TEXTO:
########################################

Opinión

¿Cuál es la fuente de la eterna juventud financiera?

La revolución tecnológica y de comunicaciones ha cambiado el sentido de lo “viejo” y hoy habrá de ser sustituido por lo obsoleto.

De la misma manera en que los equipos de cómputo se convierten en basura con el paso del tiempo, hay conocimientos que debemos desaprender para adquirir otros nuevos que nos ayuden a enfrentar una realidad cambiante.

Hay jóvenes de edad cronológica que están totalmente obsoletos en los conocimientos financieros mínimos requeridos.

Ahora nos quedamos sin excusas y la comprensión puede ser adquirida en Internet por medio de una infinidad de opciones; basta preguntar a través de Google para contar con cursos gratuitos, blogs o páginas especializadas.

Sin embargo, hay que advertir: “información no es conocimiento, no es saber en el significado heurístico del término”.

########################################

Extractos del conjunto de datos:

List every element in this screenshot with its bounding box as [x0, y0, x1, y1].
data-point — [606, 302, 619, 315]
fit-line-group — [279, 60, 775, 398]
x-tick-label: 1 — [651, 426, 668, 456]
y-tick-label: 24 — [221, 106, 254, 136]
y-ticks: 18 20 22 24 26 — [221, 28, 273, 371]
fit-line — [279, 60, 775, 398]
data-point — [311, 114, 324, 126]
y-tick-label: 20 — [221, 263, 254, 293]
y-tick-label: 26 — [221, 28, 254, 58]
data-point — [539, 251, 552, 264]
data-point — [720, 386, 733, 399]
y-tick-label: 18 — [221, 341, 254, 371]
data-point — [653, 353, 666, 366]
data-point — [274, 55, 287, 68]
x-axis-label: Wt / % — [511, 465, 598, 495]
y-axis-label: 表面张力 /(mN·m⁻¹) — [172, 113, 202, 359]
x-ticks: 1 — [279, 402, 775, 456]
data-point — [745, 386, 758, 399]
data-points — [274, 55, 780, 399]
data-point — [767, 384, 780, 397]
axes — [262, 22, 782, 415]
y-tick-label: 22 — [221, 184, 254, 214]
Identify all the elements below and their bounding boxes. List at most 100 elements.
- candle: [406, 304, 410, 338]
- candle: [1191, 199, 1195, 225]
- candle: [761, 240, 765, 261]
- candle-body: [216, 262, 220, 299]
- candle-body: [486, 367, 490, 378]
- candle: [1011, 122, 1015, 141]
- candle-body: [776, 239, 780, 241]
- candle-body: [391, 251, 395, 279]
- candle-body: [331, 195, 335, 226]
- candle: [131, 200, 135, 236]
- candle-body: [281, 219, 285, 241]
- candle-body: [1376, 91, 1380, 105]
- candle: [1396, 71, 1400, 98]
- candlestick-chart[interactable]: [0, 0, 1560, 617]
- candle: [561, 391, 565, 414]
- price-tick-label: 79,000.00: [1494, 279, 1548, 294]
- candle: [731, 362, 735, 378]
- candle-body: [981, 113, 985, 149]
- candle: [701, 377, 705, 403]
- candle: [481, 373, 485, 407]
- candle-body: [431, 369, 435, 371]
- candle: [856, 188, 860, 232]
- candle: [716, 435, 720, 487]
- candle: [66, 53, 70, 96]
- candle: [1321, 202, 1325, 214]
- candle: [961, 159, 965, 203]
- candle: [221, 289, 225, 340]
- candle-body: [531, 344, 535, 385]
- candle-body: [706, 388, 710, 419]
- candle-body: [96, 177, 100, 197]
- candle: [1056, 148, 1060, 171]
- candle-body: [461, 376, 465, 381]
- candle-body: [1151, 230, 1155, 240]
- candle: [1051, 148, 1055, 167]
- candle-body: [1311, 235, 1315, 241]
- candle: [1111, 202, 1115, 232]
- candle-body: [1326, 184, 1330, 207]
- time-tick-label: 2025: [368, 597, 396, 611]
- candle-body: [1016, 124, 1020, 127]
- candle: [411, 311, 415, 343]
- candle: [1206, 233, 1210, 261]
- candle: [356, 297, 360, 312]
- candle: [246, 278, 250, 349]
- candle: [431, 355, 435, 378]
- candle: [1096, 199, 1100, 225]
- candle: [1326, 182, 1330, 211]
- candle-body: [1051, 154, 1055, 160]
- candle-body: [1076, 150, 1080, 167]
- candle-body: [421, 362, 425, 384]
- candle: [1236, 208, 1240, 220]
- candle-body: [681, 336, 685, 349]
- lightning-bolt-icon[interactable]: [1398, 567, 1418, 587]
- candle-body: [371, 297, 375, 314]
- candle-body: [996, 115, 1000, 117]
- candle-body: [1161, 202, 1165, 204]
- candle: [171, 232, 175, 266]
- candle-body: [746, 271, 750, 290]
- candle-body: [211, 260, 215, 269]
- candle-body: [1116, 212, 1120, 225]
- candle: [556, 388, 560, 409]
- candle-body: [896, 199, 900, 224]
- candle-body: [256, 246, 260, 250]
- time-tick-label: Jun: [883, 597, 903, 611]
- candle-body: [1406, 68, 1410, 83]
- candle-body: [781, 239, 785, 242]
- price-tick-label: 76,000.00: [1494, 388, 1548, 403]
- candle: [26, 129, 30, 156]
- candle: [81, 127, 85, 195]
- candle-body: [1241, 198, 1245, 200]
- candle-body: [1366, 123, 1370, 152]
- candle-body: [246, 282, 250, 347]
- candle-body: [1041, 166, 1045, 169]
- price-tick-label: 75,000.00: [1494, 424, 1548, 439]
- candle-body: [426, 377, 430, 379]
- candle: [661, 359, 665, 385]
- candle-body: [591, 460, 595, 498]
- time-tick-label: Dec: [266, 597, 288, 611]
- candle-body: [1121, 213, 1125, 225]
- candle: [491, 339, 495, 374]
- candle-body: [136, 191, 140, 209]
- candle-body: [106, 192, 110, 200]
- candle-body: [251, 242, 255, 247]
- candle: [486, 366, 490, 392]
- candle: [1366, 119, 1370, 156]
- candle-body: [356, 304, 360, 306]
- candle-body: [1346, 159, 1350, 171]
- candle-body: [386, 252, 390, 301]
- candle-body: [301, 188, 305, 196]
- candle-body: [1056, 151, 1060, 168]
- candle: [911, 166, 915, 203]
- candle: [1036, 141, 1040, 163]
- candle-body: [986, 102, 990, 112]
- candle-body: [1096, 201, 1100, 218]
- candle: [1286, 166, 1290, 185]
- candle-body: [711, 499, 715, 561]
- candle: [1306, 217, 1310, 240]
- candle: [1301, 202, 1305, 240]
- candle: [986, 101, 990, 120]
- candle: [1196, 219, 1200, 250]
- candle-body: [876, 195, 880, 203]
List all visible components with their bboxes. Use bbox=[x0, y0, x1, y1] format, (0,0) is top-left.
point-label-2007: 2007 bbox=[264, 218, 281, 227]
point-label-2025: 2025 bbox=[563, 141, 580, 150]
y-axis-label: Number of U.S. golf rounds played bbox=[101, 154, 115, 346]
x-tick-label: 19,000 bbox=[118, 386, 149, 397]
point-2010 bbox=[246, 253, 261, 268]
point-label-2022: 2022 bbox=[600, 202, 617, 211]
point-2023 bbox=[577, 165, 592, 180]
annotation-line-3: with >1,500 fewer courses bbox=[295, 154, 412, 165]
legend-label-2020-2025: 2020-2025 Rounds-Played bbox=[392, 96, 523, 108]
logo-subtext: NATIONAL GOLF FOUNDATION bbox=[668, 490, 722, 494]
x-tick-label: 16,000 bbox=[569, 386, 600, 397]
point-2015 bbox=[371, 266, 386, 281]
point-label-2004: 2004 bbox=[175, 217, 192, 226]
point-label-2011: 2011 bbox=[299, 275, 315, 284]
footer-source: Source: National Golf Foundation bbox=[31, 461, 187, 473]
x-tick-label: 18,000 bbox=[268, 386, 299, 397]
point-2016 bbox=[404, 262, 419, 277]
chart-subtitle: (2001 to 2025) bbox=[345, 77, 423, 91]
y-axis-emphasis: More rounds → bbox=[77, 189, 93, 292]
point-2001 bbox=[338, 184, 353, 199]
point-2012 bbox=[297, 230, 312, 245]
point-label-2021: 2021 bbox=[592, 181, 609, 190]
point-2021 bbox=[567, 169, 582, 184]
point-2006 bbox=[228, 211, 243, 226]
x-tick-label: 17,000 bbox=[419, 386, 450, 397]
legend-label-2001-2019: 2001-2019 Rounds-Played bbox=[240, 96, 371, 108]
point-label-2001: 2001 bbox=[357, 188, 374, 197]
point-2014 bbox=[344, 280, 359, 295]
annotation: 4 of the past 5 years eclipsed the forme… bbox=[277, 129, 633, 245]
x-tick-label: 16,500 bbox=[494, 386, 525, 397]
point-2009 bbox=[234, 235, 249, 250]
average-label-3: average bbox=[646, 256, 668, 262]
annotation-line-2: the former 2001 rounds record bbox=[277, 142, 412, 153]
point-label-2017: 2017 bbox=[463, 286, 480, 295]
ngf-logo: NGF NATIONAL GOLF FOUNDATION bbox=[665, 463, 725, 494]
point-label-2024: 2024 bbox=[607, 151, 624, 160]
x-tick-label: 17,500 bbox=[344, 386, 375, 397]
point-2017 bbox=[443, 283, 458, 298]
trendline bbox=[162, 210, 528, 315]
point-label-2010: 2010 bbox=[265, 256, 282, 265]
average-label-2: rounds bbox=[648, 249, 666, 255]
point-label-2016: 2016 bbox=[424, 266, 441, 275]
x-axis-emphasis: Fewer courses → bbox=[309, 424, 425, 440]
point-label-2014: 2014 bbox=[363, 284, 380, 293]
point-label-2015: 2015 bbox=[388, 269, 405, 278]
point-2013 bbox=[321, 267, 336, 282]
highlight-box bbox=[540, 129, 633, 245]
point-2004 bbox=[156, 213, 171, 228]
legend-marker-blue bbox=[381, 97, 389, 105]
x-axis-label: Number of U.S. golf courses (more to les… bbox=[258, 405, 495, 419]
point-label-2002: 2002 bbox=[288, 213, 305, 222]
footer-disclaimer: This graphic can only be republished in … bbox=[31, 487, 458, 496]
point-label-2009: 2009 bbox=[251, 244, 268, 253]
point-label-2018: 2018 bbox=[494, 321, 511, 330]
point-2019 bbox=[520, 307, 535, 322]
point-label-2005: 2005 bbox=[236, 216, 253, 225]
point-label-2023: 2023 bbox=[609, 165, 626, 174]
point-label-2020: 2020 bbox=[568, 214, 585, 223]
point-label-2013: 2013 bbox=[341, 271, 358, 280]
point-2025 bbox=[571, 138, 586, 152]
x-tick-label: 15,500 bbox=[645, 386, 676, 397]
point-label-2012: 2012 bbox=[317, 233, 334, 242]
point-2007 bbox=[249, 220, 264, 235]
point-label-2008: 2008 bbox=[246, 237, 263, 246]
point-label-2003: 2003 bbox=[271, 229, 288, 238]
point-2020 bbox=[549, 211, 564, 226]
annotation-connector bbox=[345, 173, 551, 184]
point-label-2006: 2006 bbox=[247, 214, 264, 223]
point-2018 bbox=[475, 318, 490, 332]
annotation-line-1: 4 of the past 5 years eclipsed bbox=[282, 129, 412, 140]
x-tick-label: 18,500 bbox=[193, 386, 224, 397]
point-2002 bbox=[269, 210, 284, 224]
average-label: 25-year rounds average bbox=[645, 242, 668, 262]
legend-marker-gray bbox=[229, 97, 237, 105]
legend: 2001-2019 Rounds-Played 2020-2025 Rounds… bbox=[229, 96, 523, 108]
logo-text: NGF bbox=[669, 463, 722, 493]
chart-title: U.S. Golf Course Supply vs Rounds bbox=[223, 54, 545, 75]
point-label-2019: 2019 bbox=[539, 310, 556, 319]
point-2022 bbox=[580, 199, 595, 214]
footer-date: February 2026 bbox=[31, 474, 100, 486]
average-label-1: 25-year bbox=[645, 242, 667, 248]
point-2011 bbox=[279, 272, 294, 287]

########################################

ACTIVIDAD 1:
Copia sin cambios el fragmento del texto sobre la eterna juventud financiera que va de "De la misma" a "financieros mínimos requeridos.", ambos incluidos.
ACTIVIDAD 2:
Prosigue el texto sobre la eterna juventud financiera a partir de su última oración.

RESPUESTA 1:
De la misma manera en que los equipos de cómputo se convierten en basura con el paso del tiempo, hay conocimientos que debemos desaprender para adquirir otros nuevos que nos ayuden a enfrentar una realidad cambiante.

Hay jóvenes de edad cronológica que están totalmente obsoletos en los conocimientos financieros mínimos requeridos.

RESPUESTA 2:
Por sí misma, la información no lleva a comprender las cosas: se puede estar informadísimo en muchas cuestiones, y a pesar de ello no comprenderlas.

Así lo dice Giovanni Sartori en su libro “Homo Videns, la sociedad teledirigida” que fue publicado hace 17 años y sus presagios pesan en el nuevo mundo digital.

Si bien la visión de Sartori es pesimista en demasía, pone el dedo en la llaga.

Dice: “… el niño formado en la imagen se reduce a ser un hombre que no lee, y, por tanto, la mayoría de las veces, es un ser reblandecido por la televisión, adicto a los videojuegos”, y apunta: “… es también seguro que frente a esos progresos haya una regresión fundamental: el empobrecimiento de la capacidad de entender”.

El punto importante desde una perspectiva financiera es el reto de aprovechar la tecnología y la comunicación para crecer.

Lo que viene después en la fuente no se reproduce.